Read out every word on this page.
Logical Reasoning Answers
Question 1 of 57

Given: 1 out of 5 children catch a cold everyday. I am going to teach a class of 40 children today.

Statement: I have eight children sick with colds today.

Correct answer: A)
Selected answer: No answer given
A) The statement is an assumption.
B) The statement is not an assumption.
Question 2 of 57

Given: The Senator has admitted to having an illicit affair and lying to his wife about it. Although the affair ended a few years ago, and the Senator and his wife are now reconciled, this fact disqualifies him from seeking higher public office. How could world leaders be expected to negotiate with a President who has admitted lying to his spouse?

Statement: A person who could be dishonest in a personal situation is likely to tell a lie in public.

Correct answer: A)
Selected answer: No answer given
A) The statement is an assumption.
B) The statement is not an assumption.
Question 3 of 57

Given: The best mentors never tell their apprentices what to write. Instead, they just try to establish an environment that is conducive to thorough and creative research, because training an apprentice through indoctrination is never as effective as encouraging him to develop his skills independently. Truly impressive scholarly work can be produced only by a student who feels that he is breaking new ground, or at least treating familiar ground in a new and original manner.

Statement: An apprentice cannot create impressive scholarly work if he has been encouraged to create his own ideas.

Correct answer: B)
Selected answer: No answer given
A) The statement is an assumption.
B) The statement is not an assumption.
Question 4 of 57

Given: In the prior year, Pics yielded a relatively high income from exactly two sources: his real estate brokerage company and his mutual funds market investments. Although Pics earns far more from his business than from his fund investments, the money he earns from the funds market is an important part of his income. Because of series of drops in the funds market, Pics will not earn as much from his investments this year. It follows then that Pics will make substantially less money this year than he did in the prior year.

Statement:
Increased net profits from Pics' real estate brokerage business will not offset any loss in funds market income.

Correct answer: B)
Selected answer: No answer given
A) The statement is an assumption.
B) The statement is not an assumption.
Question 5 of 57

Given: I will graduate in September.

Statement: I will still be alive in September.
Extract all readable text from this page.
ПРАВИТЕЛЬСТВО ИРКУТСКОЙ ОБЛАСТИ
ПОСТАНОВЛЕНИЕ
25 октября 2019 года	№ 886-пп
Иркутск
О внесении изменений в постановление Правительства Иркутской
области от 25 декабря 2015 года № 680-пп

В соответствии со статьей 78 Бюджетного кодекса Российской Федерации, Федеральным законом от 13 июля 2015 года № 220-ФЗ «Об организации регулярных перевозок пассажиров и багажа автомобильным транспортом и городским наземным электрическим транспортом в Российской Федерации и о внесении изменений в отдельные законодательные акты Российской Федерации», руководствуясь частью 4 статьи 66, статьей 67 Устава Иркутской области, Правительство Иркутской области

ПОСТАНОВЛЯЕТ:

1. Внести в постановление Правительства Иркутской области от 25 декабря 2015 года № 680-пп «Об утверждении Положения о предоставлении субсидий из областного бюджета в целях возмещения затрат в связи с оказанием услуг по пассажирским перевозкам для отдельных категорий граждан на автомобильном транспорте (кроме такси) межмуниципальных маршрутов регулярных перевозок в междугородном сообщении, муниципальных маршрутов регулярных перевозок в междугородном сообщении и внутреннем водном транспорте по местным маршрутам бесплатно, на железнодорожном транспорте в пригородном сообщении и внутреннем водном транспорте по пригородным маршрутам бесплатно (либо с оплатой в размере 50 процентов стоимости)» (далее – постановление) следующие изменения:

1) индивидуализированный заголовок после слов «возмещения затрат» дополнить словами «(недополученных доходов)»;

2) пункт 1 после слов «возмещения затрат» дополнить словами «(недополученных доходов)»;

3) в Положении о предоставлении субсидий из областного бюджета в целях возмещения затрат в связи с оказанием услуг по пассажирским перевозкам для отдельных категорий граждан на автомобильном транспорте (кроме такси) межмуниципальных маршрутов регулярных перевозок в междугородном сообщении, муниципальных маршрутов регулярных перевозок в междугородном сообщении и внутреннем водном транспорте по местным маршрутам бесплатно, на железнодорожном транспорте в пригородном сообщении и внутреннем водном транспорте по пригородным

- EXERCISE DESCRIPTION -
Only lines that contain the word "today" are wanted; copy each of them.

- RESULT OF THE TASK -
Given: 1 out of 5 children catch a cold everyday. I am going to teach a class of 40 children today.
Statement: I have eight children sick with colds today.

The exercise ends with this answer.